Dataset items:
— begin —
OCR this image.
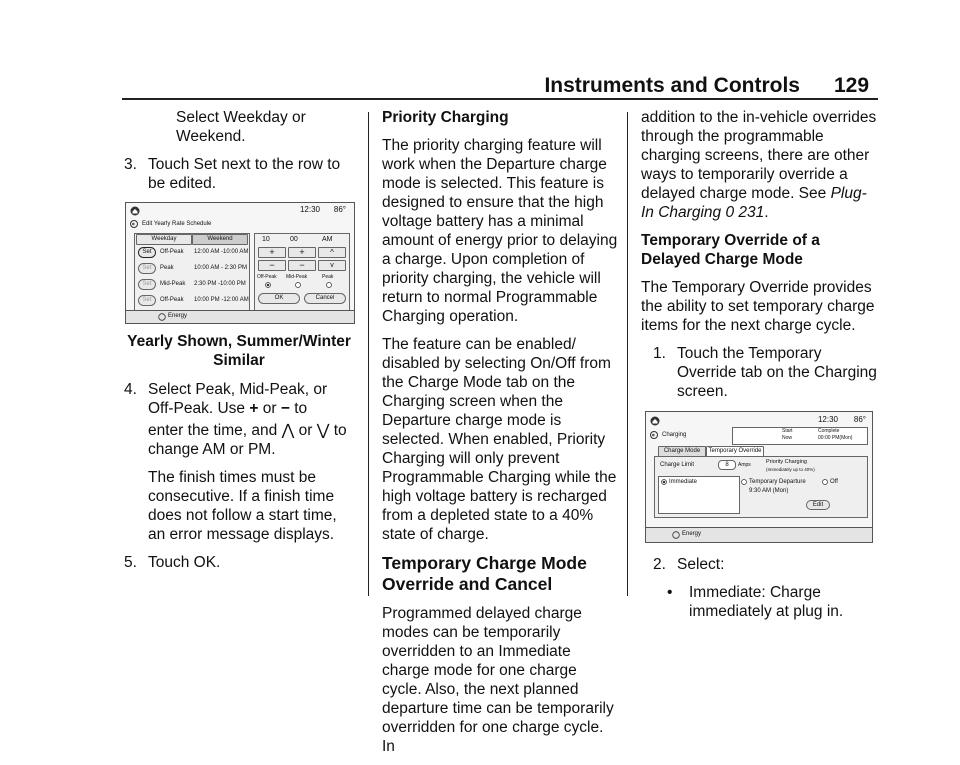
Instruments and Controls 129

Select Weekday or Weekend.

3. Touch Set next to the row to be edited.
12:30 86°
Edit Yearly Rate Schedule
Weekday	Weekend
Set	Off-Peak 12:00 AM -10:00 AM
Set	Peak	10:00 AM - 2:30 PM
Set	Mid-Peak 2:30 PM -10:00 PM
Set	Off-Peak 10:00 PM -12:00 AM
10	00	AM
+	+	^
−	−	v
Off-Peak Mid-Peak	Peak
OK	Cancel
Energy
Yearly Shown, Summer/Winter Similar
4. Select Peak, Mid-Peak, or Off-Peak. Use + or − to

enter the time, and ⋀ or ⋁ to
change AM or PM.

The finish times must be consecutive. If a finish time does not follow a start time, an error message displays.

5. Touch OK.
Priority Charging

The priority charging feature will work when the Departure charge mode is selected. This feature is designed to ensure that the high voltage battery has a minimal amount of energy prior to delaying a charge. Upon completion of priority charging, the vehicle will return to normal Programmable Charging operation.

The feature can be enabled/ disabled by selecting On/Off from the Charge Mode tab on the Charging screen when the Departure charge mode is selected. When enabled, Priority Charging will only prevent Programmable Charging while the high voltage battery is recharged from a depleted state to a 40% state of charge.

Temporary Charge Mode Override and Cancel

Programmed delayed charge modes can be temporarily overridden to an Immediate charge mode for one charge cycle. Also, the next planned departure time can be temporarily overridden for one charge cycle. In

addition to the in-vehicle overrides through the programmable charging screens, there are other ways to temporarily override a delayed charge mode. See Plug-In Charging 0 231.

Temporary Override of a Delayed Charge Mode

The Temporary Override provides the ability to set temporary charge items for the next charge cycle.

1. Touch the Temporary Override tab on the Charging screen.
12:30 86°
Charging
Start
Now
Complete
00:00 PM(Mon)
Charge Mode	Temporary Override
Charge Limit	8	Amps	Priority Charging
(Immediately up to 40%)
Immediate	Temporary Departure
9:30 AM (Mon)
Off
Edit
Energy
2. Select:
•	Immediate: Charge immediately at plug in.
— end —
* _Task objective_
Go through the data and gather every line that holds "Peak".

* _Result of the task_
Set	Off-Peak 12:00 AM -10:00 AM
Set	Peak	10:00 AM - 2:30 PM
Set	Mid-Peak 2:30 PM -10:00 PM
Set	Off-Peak 10:00 PM -12:00 AM
Off-Peak Mid-Peak	Peak
4. Select Peak, Mid-Peak, or Off-Peak. Use + or − to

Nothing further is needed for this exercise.